### Aim of the exercise
Are you able to retype all the records below exactly?

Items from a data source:
/---
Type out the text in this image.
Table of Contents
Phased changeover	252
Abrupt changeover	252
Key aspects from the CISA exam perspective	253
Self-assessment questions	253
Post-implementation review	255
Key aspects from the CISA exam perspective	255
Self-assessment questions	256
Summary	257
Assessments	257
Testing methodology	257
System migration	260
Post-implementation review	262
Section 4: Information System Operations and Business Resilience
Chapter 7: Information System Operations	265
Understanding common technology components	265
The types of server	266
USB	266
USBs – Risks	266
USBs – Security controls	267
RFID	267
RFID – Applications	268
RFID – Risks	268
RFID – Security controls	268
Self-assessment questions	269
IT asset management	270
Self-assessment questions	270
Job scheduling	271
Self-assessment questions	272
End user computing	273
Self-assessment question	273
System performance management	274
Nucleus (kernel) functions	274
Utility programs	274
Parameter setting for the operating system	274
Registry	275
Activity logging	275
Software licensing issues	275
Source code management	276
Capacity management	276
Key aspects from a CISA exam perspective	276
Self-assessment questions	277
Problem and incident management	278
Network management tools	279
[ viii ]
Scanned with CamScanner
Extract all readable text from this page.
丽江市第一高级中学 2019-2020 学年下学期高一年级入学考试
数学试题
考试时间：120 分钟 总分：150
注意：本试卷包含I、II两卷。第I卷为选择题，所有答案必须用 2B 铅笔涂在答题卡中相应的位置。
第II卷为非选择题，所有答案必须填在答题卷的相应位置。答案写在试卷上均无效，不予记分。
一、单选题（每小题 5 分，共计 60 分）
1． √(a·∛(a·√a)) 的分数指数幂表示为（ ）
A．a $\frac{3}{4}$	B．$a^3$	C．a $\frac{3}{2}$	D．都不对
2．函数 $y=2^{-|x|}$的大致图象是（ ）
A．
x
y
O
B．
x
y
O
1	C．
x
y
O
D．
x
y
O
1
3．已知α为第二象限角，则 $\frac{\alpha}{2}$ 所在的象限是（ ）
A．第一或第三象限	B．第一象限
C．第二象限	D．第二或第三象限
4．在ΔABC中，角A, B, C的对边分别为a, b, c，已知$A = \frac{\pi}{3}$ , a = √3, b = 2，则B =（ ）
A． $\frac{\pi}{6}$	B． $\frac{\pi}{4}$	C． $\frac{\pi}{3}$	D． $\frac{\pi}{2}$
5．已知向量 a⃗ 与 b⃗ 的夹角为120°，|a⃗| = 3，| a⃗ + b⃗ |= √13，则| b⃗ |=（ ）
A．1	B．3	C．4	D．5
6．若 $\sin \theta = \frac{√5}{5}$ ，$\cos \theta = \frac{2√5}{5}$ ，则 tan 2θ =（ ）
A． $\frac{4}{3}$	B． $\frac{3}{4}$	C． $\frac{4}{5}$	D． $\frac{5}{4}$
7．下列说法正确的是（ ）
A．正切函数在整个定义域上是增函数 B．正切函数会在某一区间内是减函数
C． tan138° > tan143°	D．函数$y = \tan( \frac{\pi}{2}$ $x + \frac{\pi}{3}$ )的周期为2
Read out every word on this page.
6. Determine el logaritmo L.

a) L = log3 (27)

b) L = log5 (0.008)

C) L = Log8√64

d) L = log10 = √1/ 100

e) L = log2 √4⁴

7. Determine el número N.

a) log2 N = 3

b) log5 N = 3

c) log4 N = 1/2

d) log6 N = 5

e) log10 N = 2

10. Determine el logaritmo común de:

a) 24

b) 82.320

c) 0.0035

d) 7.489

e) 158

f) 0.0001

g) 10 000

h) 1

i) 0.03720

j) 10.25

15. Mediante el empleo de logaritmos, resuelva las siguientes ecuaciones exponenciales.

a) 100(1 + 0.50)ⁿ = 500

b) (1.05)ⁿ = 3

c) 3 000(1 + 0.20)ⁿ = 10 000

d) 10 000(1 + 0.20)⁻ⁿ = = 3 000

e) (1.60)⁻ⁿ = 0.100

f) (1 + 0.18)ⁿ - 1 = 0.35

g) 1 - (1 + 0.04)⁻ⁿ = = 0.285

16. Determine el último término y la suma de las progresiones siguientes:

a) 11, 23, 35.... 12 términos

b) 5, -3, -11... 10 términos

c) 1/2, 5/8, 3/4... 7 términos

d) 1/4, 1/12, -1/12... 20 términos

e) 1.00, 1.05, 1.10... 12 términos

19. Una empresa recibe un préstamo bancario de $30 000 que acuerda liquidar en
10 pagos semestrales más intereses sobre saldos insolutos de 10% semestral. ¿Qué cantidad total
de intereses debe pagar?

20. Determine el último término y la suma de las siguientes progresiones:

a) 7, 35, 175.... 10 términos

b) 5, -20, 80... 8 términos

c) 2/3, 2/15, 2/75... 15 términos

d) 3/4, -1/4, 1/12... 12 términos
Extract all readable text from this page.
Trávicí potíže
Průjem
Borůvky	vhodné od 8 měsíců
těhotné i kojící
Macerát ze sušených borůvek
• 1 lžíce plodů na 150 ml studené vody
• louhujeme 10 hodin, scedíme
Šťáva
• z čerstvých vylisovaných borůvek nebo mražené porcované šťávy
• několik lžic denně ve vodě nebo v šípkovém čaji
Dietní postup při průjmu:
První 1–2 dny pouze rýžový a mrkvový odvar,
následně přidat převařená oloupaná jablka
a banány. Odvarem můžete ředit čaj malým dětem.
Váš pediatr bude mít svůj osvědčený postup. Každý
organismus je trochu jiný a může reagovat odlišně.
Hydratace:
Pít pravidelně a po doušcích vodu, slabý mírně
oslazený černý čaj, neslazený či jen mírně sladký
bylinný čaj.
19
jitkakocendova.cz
\---
### Exercise answer
Type out the text in this image.
Table of Contents
Phased changeover	252
Abrupt changeover	252
Key aspects from the CISA exam perspective	253
Self-assessment questions	253
Post-implementation review	255
Key aspects from the CISA exam perspective	255
Self-assessment questions	256
Summary	257
Assessments	257
Testing methodology	257
System migration	260
Post-implementation review	262
Section 4: Information System Operations and Business Resilience
Chapter 7: Information System Operations	265
Understanding common technology components	265
The types of server	266
USB	266
USBs – Risks	266
USBs – Security controls	267
RFID	267
RFID – Applications	268
RFID – Risks	268
RFID – Security controls	268
Self-assessment questions	269
IT asset management	270
Self-assessment questions	270
Job scheduling	271
Self-assessment questions	272
End user computing	273
Self-assessment question	273
System performance management	274
Nucleus (kernel) functions	274
Utility programs	274
Parameter setting for the operating system	274
Registry	275
Activity logging	275
Software licensing issues	275
Source code management	276
Capacity management	276
Key aspects from a CISA exam perspective	276
Self-assessment questions	277
Problem and incident management	278
Network management tools	279
[ viii ]
Scanned with CamScanner
Extract all readable text from this page.
丽江市第一高级中学 2019-2020 学年下学期高一年级入学考试
数学试题
考试时间：120 分钟 总分：150
注意：本试卷包含I、II两卷。第I卷为选择题，所有答案必须用 2B 铅笔涂在答题卡中相应的位置。
第II卷为非选择题，所有答案必须填在答题卷的相应位置。答案写在试卷上均无效，不予记分。
一、单选题（每小题 5 分，共计 60 分）
1． √(a·∛(a·√a)) 的分数指数幂表示为（ ）
A．a $\frac{3}{4}$	B．$a^3$	C．a $\frac{3}{2}$	D．都不对
2．函数 $y=2^{-|x|}$的大致图象是（ ）
A．
x
y
O
B．
x
y
O
1	C．
x
y
O
D．
x
y
O
1
3．已知α为第二象限角，则 $\frac{\alpha}{2}$ 所在的象限是（ ）
A．第一或第三象限	B．第一象限
C．第二象限	D．第二或第三象限
4．在ΔABC中，角A, B, C的对边分别为a, b, c，已知$A = \frac{\pi}{3}$ , a = √3, b = 2，则B =（ ）
A． $\frac{\pi}{6}$	B． $\frac{\pi}{4}$	C． $\frac{\pi}{3}$	D． $\frac{\pi}{2}$
5．已知向量 a⃗ 与 b⃗ 的夹角为120°，|a⃗| = 3，| a⃗ + b⃗ |= √13，则| b⃗ |=（ ）
A．1	B．3	C．4	D．5
6．若 $\sin \theta = \frac{√5}{5}$ ，$\cos \theta = \frac{2√5}{5}$ ，则 tan 2θ =（ ）
A． $\frac{4}{3}$	B． $\frac{3}{4}$	C． $\frac{4}{5}$	D． $\frac{5}{4}$
7．下列说法正确的是（ ）
A．正切函数在整个定义域上是增函数 B．正切函数会在某一区间内是减函数
C． tan138° > tan143°	D．函数$y = \tan( \frac{\pi}{2}$ $x + \frac{\pi}{3}$ )的周期为2
Read out every word on this page.
6. Determine el logaritmo L.

a) L = log3 (27)

b) L = log5 (0.008)

C) L = Log8√64

d) L = log10 = √1/ 100

e) L = log2 √4⁴

7. Determine el número N.

a) log2 N = 3

b) log5 N = 3

c) log4 N = 1/2

d) log6 N = 5

e) log10 N = 2

10. Determine el logaritmo común de:

a) 24

b) 82.320

c) 0.0035

d) 7.489

e) 158

f) 0.0001

g) 10 000

h) 1

i) 0.03720

j) 10.25

15. Mediante el empleo de logaritmos, resuelva las siguientes ecuaciones exponenciales.

a) 100(1 + 0.50)ⁿ = 500

b) (1.05)ⁿ = 3

c) 3 000(1 + 0.20)ⁿ = 10 000

d) 10 000(1 + 0.20)⁻ⁿ = = 3 000

e) (1.60)⁻ⁿ = 0.100

f) (1 + 0.18)ⁿ - 1 = 0.35

g) 1 - (1 + 0.04)⁻ⁿ = = 0.285

16. Determine el último término y la suma de las progresiones siguientes:

a) 11, 23, 35.... 12 términos

b) 5, -3, -11... 10 términos

c) 1/2, 5/8, 3/4... 7 términos

d) 1/4, 1/12, -1/12... 20 términos

e) 1.00, 1.05, 1.10... 12 términos

19. Una empresa recibe un préstamo bancario de $30 000 que acuerda liquidar en
10 pagos semestrales más intereses sobre saldos insolutos de 10% semestral. ¿Qué cantidad total
de intereses debe pagar?

20. Determine el último término y la suma de las siguientes progresiones:

a) 7, 35, 175.... 10 términos

b) 5, -20, 80... 8 términos

c) 2/3, 2/15, 2/75... 15 términos

d) 3/4, -1/4, 1/12... 12 términos
Extract all readable text from this page.
Trávicí potíže
Průjem
Borůvky	vhodné od 8 měsíců
těhotné i kojící
Macerát ze sušených borůvek
• 1 lžíce plodů na 150 ml studené vody
• louhujeme 10 hodin, scedíme
Šťáva
• z čerstvých vylisovaných borůvek nebo mražené porcované šťávy
• několik lžic denně ve vodě nebo v šípkovém čaji
Dietní postup při průjmu:
První 1–2 dny pouze rýžový a mrkvový odvar,
následně přidat převařená oloupaná jablka
a banány. Odvarem můžete ředit čaj malým dětem.
Váš pediatr bude mít svůj osvědčený postup. Každý
organismus je trochu jiný a může reagovat odlišně.
Hydratace:
Pít pravidelně a po doušcích vodu, slabý mírně
oslazený černý čaj, neslazený či jen mírně sladký
bylinný čaj.
19
jitkakocendova.cz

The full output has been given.